(Texto proporcionado):
India avanza hacia una reformulación del modelo de negocio de la red de pagos instantáneos UPI mediante una nueva legislación que podría allanar el camino para imponer comisiones a algunas transacciones realizadas por comerciantes. La legislación no impone comisiones directamente ni especifica todavía qué tipos de transacciones se verían afectados, pero establece la base legal para una posible revisión del sistema de tasa de descuento comercial cero vigente desde enero de 2020.
En virtud de este sistema, las empresas no pagan comisiones por aceptar pagos mediante UPI, una política que India adoptó para acelerar la expansión de la red. En lugar de las comisiones a los comerciantes, el funcionamiento y el desarrollo de la red se han basado en incentivos gubernamentales, mientras aumentaban los volúmenes de transacciones y los costes de infraestructura.

(Material proporcionado):

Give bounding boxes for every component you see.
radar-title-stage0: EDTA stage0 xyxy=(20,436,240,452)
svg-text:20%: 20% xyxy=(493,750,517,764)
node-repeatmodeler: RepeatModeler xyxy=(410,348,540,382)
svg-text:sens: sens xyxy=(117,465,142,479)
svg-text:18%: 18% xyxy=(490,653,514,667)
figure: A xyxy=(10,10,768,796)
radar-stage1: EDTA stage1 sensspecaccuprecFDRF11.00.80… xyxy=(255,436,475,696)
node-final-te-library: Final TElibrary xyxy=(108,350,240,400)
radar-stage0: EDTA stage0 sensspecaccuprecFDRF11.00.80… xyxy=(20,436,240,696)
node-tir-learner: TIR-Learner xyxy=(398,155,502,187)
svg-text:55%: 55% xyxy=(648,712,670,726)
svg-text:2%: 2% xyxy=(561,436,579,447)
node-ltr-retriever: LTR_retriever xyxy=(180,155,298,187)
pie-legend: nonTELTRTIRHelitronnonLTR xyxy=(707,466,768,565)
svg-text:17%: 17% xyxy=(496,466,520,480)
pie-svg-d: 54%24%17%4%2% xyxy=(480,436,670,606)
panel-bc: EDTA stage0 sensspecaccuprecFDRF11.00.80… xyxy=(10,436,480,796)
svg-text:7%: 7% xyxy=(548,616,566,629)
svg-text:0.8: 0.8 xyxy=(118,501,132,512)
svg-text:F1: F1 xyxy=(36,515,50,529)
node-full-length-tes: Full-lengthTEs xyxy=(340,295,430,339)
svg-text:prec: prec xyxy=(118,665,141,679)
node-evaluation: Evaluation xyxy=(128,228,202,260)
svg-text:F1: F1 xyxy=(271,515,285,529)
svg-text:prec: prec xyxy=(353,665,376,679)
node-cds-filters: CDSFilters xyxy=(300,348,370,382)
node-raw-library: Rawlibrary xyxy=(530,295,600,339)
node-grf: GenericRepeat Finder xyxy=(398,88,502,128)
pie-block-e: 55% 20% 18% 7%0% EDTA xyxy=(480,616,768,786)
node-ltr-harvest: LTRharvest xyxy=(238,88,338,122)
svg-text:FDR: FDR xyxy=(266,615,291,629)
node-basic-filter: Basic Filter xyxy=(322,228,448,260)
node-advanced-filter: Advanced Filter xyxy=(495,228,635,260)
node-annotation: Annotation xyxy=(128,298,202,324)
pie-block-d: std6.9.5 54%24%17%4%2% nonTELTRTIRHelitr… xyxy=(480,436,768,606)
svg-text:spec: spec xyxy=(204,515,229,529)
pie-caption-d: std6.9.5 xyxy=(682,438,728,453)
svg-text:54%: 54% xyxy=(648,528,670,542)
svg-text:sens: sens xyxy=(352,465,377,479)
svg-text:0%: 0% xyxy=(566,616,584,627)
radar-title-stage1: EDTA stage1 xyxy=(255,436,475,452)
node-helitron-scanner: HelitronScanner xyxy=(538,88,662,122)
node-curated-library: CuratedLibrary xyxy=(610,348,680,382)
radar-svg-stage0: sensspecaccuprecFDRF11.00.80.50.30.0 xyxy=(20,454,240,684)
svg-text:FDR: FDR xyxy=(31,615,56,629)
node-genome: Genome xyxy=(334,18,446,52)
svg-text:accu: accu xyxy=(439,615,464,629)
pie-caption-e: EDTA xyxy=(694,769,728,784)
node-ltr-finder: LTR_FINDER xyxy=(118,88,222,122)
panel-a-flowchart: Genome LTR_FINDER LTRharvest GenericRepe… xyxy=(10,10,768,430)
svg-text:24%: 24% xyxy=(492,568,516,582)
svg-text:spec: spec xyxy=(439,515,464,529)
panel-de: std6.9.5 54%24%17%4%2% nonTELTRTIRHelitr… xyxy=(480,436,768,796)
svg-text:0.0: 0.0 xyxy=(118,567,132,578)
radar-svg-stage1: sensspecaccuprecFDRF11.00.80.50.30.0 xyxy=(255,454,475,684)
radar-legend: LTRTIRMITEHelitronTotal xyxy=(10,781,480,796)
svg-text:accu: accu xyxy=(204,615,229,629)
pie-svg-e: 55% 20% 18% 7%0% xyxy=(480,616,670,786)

(Tarea 1): Traduce al inglés esta oración del texto sobre la red UPI: "En virtud de este sistema, las empresas no pagan comisiones por aceptar pagos mediante UPI, una política que India adoptó para acelerar la expansión de la red."
(Tarea 2): Según el texto sobre la red UPI, ¿desde cuándo está vigente el sistema de tasa de descuento comercial cero?
(Tarea 3): Prosigue el texto sobre la red UPI a partir de su última oración.

(Resultado 1): Under this system, businesses pay no fees for accepting payments via UPI, a policy India adopted to accelerate the network's expansion.

(Resultado 2): Desde enero de 2020.

(Resultado 3):
Una red de gran alcance y costes crecientes
UPI se ha convertido en una parte esencial del sistema de pagos de India. Según datos de la Corporación Nacional de Pagos de India (NPCI), que opera la red, UPI procesó durante julio una cifra récord de 23.660 millones de transacciones, por un valor total de 29,88 billones de rupias, unos 313.400 millones de dólares.
El movimiento legislativo llega después de años de debate entre el Ministerio de Finanzas, el banco central y las empresas de pagos sobre la mejor manera de financiar la red de rápido crecimiento. Los bancos y las empresas de tecnología financiera consideran que mantener gratuitos los pagos de los comerciantes se ha vuelto más difícil a medida que aumenta la inversión necesaria en infraestructura.
Amrish Rau, director ejecutivo de la empresa de tecnología financiera Pine Labs, afirmó en una publicación en la plataforma X que alcanzar una penetración del 90% y expandir UPI a escala mundial requerirá que las empresas emergentes, las compañías de tecnología financiera y los bancos continúen invirtiendo en tecnología de la información, innovación y ciberseguridad. Añadió que permitir al sector recuperar parte de estas inversiones de los comerciantes, manteniendo gratuitos los pagos de los consumidores y los pagos entre particulares, podría hacer más sostenible el modelo de UPI.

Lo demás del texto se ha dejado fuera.